**Written problem:**
Copy each line of the data below with the word "servicio".

**Information supplied:**
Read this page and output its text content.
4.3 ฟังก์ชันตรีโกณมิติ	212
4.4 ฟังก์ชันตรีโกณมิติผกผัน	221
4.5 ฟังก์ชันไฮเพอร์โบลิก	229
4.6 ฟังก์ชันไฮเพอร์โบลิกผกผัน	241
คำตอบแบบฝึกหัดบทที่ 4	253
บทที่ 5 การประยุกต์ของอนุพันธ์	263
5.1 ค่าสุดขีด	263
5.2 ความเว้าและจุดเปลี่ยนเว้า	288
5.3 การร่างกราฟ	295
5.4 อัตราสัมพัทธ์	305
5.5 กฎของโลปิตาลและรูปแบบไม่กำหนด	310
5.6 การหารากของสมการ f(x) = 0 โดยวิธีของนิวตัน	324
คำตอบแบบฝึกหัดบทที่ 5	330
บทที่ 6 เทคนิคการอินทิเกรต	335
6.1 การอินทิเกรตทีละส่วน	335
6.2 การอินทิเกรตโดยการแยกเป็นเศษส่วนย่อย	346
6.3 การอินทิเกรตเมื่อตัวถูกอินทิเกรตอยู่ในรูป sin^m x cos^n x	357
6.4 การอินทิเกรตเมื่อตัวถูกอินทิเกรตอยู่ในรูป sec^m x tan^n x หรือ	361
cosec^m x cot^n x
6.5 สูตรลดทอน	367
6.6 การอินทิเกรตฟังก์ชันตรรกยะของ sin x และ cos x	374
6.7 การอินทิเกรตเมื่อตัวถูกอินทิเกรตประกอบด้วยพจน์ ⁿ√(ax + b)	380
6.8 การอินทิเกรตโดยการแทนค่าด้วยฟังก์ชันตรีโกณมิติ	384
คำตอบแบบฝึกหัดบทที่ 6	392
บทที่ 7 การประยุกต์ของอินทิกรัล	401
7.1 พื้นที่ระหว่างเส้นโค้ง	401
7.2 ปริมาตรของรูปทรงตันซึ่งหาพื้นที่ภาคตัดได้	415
--
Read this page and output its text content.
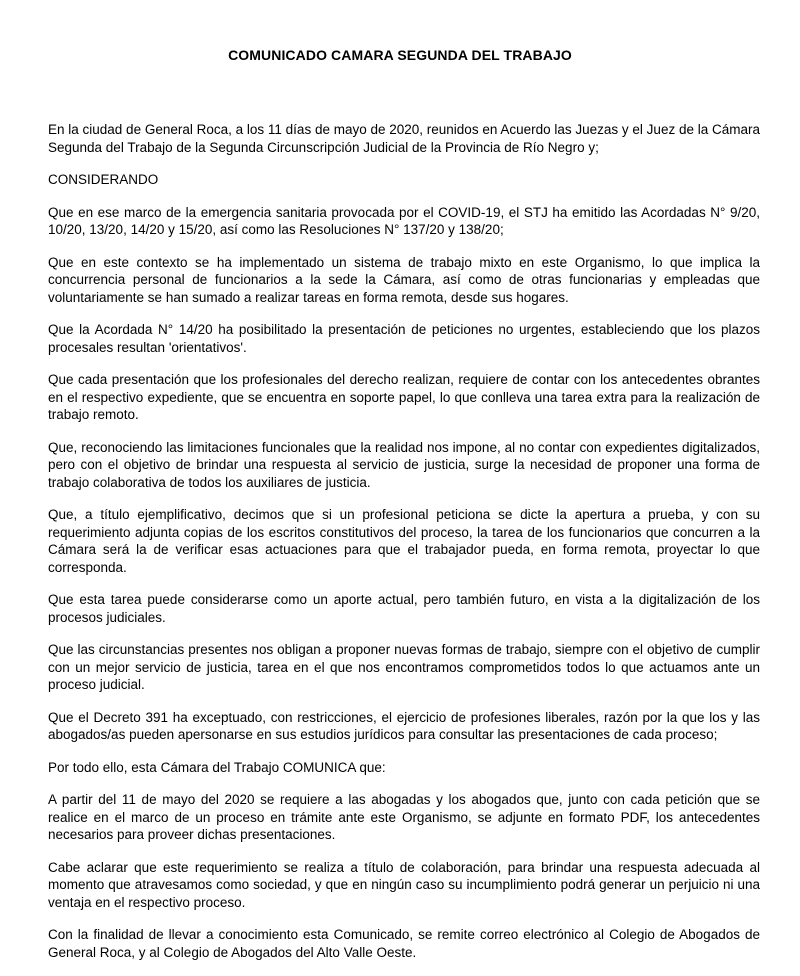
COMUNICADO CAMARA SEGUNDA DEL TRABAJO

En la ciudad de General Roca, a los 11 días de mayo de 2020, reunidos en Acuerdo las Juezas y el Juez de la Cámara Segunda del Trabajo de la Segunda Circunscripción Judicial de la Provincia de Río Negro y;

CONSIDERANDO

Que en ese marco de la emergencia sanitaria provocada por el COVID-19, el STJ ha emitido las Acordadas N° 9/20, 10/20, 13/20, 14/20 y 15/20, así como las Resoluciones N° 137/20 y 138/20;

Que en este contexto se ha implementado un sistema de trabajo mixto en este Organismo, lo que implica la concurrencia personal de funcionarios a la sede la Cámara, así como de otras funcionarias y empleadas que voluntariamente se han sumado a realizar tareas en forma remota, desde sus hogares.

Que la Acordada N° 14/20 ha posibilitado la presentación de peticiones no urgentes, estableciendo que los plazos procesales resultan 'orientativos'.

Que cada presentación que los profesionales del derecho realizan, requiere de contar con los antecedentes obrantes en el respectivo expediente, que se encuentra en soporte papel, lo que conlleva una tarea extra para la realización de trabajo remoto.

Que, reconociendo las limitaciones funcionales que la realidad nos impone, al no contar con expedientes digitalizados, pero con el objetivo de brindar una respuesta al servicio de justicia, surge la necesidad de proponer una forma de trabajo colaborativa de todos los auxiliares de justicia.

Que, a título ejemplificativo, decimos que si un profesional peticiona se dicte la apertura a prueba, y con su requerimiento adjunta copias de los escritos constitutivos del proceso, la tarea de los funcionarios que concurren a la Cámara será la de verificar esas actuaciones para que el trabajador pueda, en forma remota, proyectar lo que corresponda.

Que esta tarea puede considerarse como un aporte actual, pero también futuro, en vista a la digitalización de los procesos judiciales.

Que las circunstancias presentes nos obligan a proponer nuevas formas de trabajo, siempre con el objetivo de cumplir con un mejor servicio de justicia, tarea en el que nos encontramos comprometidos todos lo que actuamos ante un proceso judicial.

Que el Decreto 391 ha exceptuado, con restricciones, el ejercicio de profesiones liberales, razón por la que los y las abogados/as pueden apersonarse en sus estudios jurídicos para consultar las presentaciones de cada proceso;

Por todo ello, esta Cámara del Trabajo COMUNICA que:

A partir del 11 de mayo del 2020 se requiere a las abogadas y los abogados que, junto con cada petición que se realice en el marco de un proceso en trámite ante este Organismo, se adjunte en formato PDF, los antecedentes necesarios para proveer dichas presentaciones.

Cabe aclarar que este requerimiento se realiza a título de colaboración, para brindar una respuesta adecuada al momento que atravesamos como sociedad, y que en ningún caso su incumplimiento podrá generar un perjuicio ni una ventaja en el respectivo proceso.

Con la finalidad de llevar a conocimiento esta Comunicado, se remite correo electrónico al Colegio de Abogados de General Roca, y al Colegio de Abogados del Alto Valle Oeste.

**Answer:**
Que, reconociendo las limitaciones funcionales que la realidad nos impone, al no contar con expedientes digitalizados, pero con el objetivo de brindar una respuesta al servicio de justicia, surge la necesidad de proponer una forma de trabajo colaborativa de todos los auxiliares de justicia.
Que las circunstancias presentes nos obligan a proponer nuevas formas de trabajo, siempre con el objetivo de cumplir con un mejor servicio de justicia, tarea en el que nos encontramos comprometidos todos lo que actuamos ante un proceso judicial.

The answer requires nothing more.